Task instructions: Copy each line of the data below exactly, leaving out pictures.

★ ★ ★ ★ ★

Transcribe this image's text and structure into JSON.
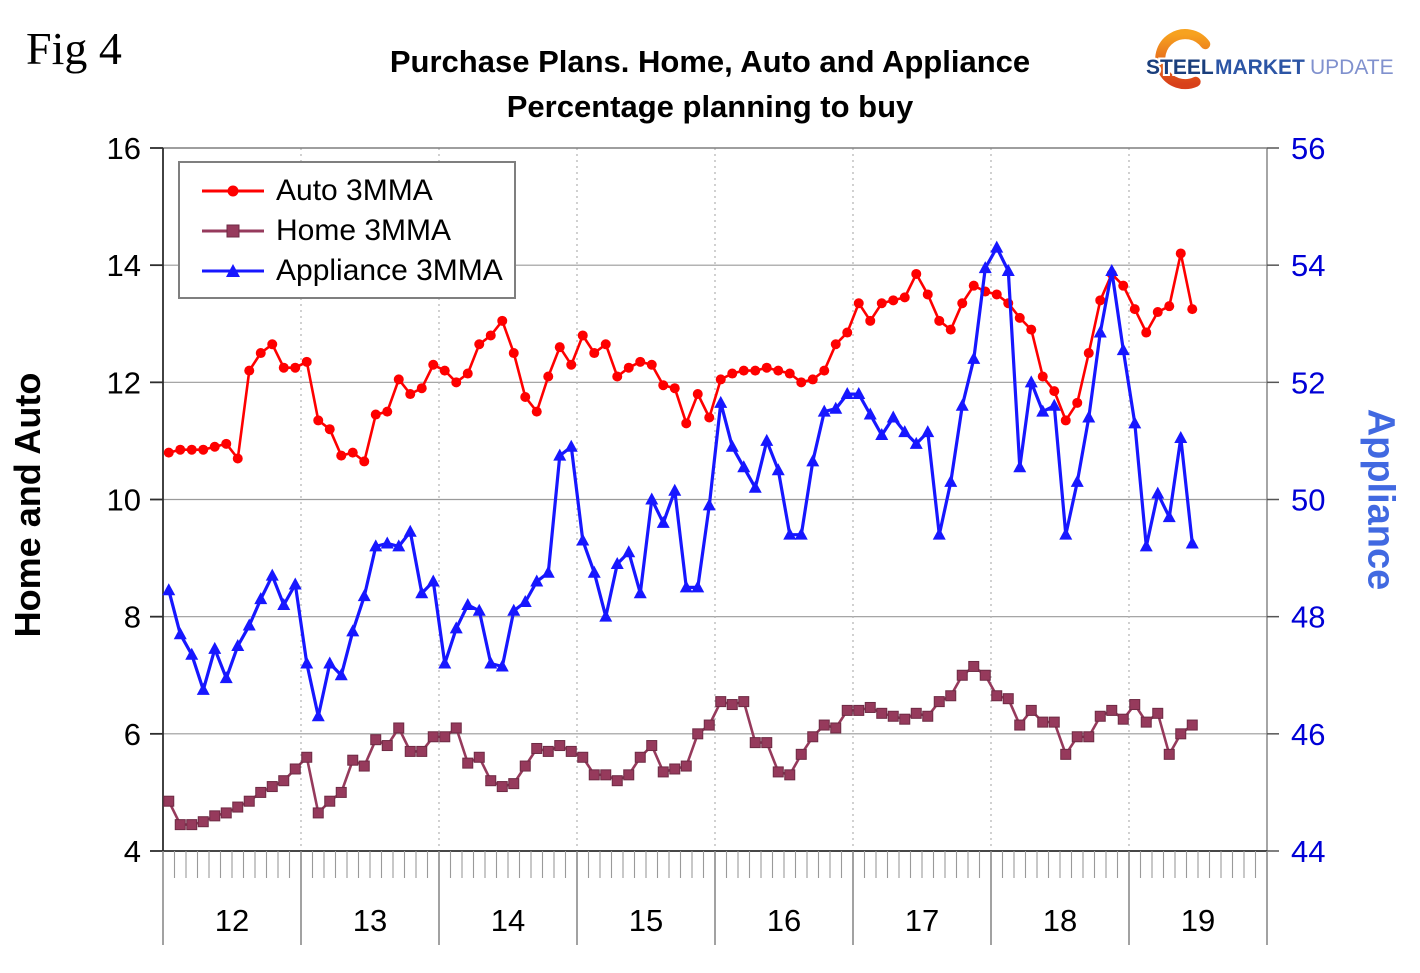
{
  "fig_label": "Fig 4",
  "title": {
    "line1": "Purchase Plans. Home, Auto and Appliance",
    "line2": "Percentage planning to buy"
  },
  "logo": {
    "steel": "STEEL",
    "market": "MARKET",
    "update": "UPDATE"
  },
  "left_axis": {
    "title": "Home and Auto",
    "min": 4,
    "max": 16,
    "ticks": [
      16,
      14,
      12,
      10,
      8,
      6,
      4
    ]
  },
  "right_axis": {
    "title": "Appliance",
    "min": 44,
    "max": 56,
    "ticks": [
      56,
      54,
      52,
      50,
      48,
      46,
      44
    ],
    "tick_color": "#0000d6",
    "title_color": "#4169e1"
  },
  "x_axis": {
    "year_labels": [
      "12",
      "13",
      "14",
      "15",
      "16",
      "17",
      "18",
      "19"
    ],
    "months_per_year": 12
  },
  "chart_data": {
    "type": "line",
    "x_range": "Jan 2012 - Jun 2019, monthly (90 points)",
    "title": "Purchase Plans. Home, Auto and Appliance — Percentage planning to buy",
    "grid": "horizontal solid every 2 units; vertical dotted at year boundaries",
    "legend_position": "top-left",
    "ylim_left": [
      4,
      16
    ],
    "ylim_right": [
      44,
      56
    ],
    "series": [
      {
        "name": "Auto 3MMA",
        "axis": "left",
        "color": "#fe0000",
        "marker": "circle",
        "values": [
          10.8,
          10.85,
          10.85,
          10.85,
          10.9,
          10.95,
          10.7,
          12.2,
          12.5,
          12.65,
          12.25,
          12.25,
          12.35,
          11.35,
          11.2,
          10.75,
          10.8,
          10.65,
          11.45,
          11.5,
          12.05,
          11.8,
          11.9,
          12.3,
          12.2,
          12.0,
          12.15,
          12.65,
          12.8,
          13.05,
          12.5,
          11.75,
          11.5,
          12.1,
          12.6,
          12.3,
          12.8,
          12.5,
          12.65,
          12.1,
          12.25,
          12.35,
          12.3,
          11.95,
          11.9,
          11.3,
          11.8,
          11.4,
          12.05,
          12.15,
          12.2,
          12.2,
          12.25,
          12.2,
          12.15,
          12.0,
          12.05,
          12.2,
          12.65,
          12.85,
          13.35,
          13.05,
          13.35,
          13.4,
          13.45,
          13.85,
          13.5,
          13.05,
          12.9,
          13.35,
          13.65,
          13.55,
          13.5,
          13.35,
          13.1,
          12.9,
          12.1,
          11.85,
          11.35,
          11.65,
          12.5,
          13.4,
          13.85,
          13.65,
          13.25,
          12.85,
          13.2,
          13.3,
          14.2,
          13.25
        ]
      },
      {
        "name": "Home 3MMA",
        "axis": "left",
        "color": "#963a5c",
        "marker": "square",
        "values": [
          4.85,
          4.45,
          4.45,
          4.5,
          4.6,
          4.65,
          4.75,
          4.85,
          5.0,
          5.1,
          5.2,
          5.4,
          5.6,
          4.65,
          4.85,
          5.0,
          5.55,
          5.45,
          5.9,
          5.8,
          6.1,
          5.7,
          5.7,
          5.95,
          5.95,
          6.1,
          5.5,
          5.6,
          5.2,
          5.1,
          5.15,
          5.45,
          5.75,
          5.7,
          5.8,
          5.7,
          5.6,
          5.3,
          5.3,
          5.2,
          5.3,
          5.6,
          5.8,
          5.35,
          5.4,
          5.45,
          6.0,
          6.15,
          6.55,
          6.5,
          6.55,
          5.85,
          5.85,
          5.35,
          5.3,
          5.65,
          5.95,
          6.15,
          6.1,
          6.4,
          6.4,
          6.45,
          6.35,
          6.3,
          6.25,
          6.35,
          6.3,
          6.55,
          6.65,
          7.0,
          7.15,
          7.0,
          6.65,
          6.6,
          6.15,
          6.4,
          6.2,
          6.2,
          5.65,
          5.95,
          5.95,
          6.3,
          6.4,
          6.25,
          6.5,
          6.2,
          6.35,
          5.65,
          6.0,
          6.15
        ]
      },
      {
        "name": "Appliance 3MMA",
        "axis": "right",
        "color": "#1717ff",
        "marker": "triangle",
        "values": [
          48.45,
          47.7,
          47.35,
          46.75,
          47.45,
          46.95,
          47.5,
          47.85,
          48.3,
          48.7,
          48.2,
          48.55,
          47.2,
          46.3,
          47.2,
          47.0,
          47.75,
          48.35,
          49.2,
          49.25,
          49.2,
          49.45,
          48.4,
          48.6,
          47.2,
          47.8,
          48.2,
          48.1,
          47.2,
          47.15,
          48.1,
          48.25,
          48.6,
          48.75,
          50.75,
          50.9,
          49.3,
          48.75,
          48.0,
          48.9,
          49.1,
          48.4,
          50.0,
          49.6,
          50.15,
          48.5,
          48.5,
          49.9,
          51.65,
          50.9,
          50.55,
          50.2,
          51.0,
          50.5,
          49.4,
          49.4,
          50.65,
          51.5,
          51.55,
          51.8,
          51.8,
          51.45,
          51.1,
          51.4,
          51.15,
          50.95,
          51.15,
          49.4,
          50.3,
          51.6,
          52.4,
          53.95,
          54.3,
          53.9,
          50.55,
          52.0,
          51.5,
          51.6,
          49.4,
          50.3,
          51.4,
          52.85,
          53.9,
          52.55,
          51.3,
          49.2,
          50.1,
          49.7,
          51.05,
          49.25
        ]
      }
    ]
  }
}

★ ★ ★ ★ ★

Solution below:
Transcribe this image's text and structure into JSON.
{
  "fig_label": "Fig 4",
  "title": {
    "line1": "Purchase Plans. Home, Auto and Appliance",
    "line2": "Percentage planning to buy"
  },
  "logo": {
    "steel": "STEEL",
    "market": "MARKET",
    "update": "UPDATE"
  },
  "left_axis": {
    "title": "Home and Auto",
    "min": 4,
    "max": 16,
    "ticks": [
      16,
      14,
      12,
      10,
      8,
      6,
      4
    ]
  },
  "right_axis": {
    "title": "Appliance",
    "min": 44,
    "max": 56,
    "ticks": [
      56,
      54,
      52,
      50,
      48,
      46,
      44
    ],
    "tick_color": "#0000d6",
    "title_color": "#4169e1"
  },
  "x_axis": {
    "year_labels": [
      "12",
      "13",
      "14",
      "15",
      "16",
      "17",
      "18",
      "19"
    ],
    "months_per_year": 12
  },
  "chart_data": {
    "type": "line",
    "x_range": "Jan 2012 - Jun 2019, monthly (90 points)",
    "title": "Purchase Plans. Home, Auto and Appliance — Percentage planning to buy",
    "grid": "horizontal solid every 2 units; vertical dotted at year boundaries",
    "legend_position": "top-left",
    "ylim_left": [
      4,
      16
    ],
    "ylim_right": [
      44,
      56
    ],
    "series": [
      {
        "name": "Auto 3MMA",
        "axis": "left",
        "color": "#fe0000",
        "marker": "circle",
        "values": [
          10.8,
          10.85,
          10.85,
          10.85,
          10.9,
          10.95,
          10.7,
          12.2,
          12.5,
          12.65,
          12.25,
          12.25,
          12.35,
          11.35,
          11.2,
          10.75,
          10.8,
          10.65,
          11.45,
          11.5,
          12.05,
          11.8,
          11.9,
          12.3,
          12.2,
          12.0,
          12.15,
          12.65,
          12.8,
          13.05,
          12.5,
          11.75,
          11.5,
          12.1,
          12.6,
          12.3,
          12.8,
          12.5,
          12.65,
          12.1,
          12.25,
          12.35,
          12.3,
          11.95,
          11.9,
          11.3,
          11.8,
          11.4,
          12.05,
          12.15,
          12.2,
          12.2,
          12.25,
          12.2,
          12.15,
          12.0,
          12.05,
          12.2,
          12.65,
          12.85,
          13.35,
          13.05,
          13.35,
          13.4,
          13.45,
          13.85,
          13.5,
          13.05,
          12.9,
          13.35,
          13.65,
          13.55,
          13.5,
          13.35,
          13.1,
          12.9,
          12.1,
          11.85,
          11.35,
          11.65,
          12.5,
          13.4,
          13.85,
          13.65,
          13.25,
          12.85,
          13.2,
          13.3,
          14.2,
          13.25
        ]
      },
      {
        "name": "Home 3MMA",
        "axis": "left",
        "color": "#963a5c",
        "marker": "square",
        "values": [
          4.85,
          4.45,
          4.45,
          4.5,
          4.6,
          4.65,
          4.75,
          4.85,
          5.0,
          5.1,
          5.2,
          5.4,
          5.6,
          4.65,
          4.85,
          5.0,
          5.55,
          5.45,
          5.9,
          5.8,
          6.1,
          5.7,
          5.7,
          5.95,
          5.95,
          6.1,
          5.5,
          5.6,
          5.2,
          5.1,
          5.15,
          5.45,
          5.75,
          5.7,
          5.8,
          5.7,
          5.6,
          5.3,
          5.3,
          5.2,
          5.3,
          5.6,
          5.8,
          5.35,
          5.4,
          5.45,
          6.0,
          6.15,
          6.55,
          6.5,
          6.55,
          5.85,
          5.85,
          5.35,
          5.3,
          5.65,
          5.95,
          6.15,
          6.1,
          6.4,
          6.4,
          6.45,
          6.35,
          6.3,
          6.25,
          6.35,
          6.3,
          6.55,
          6.65,
          7.0,
          7.15,
          7.0,
          6.65,
          6.6,
          6.15,
          6.4,
          6.2,
          6.2,
          5.65,
          5.95,
          5.95,
          6.3,
          6.4,
          6.25,
          6.5,
          6.2,
          6.35,
          5.65,
          6.0,
          6.15
        ]
      },
      {
        "name": "Appliance 3MMA",
        "axis": "right",
        "color": "#1717ff",
        "marker": "triangle",
        "values": [
          48.45,
          47.7,
          47.35,
          46.75,
          47.45,
          46.95,
          47.5,
          47.85,
          48.3,
          48.7,
          48.2,
          48.55,
          47.2,
          46.3,
          47.2,
          47.0,
          47.75,
          48.35,
          49.2,
          49.25,
          49.2,
          49.45,
          48.4,
          48.6,
          47.2,
          47.8,
          48.2,
          48.1,
          47.2,
          47.15,
          48.1,
          48.25,
          48.6,
          48.75,
          50.75,
          50.9,
          49.3,
          48.75,
          48.0,
          48.9,
          49.1,
          48.4,
          50.0,
          49.6,
          50.15,
          48.5,
          48.5,
          49.9,
          51.65,
          50.9,
          50.55,
          50.2,
          51.0,
          50.5,
          49.4,
          49.4,
          50.65,
          51.5,
          51.55,
          51.8,
          51.8,
          51.45,
          51.1,
          51.4,
          51.15,
          50.95,
          51.15,
          49.4,
          50.3,
          51.6,
          52.4,
          53.95,
          54.3,
          53.9,
          50.55,
          52.0,
          51.5,
          51.6,
          49.4,
          50.3,
          51.4,
          52.85,
          53.9,
          52.55,
          51.3,
          49.2,
          50.1,
          49.7,
          51.05,
          49.25
        ]
      }
    ]
  }
}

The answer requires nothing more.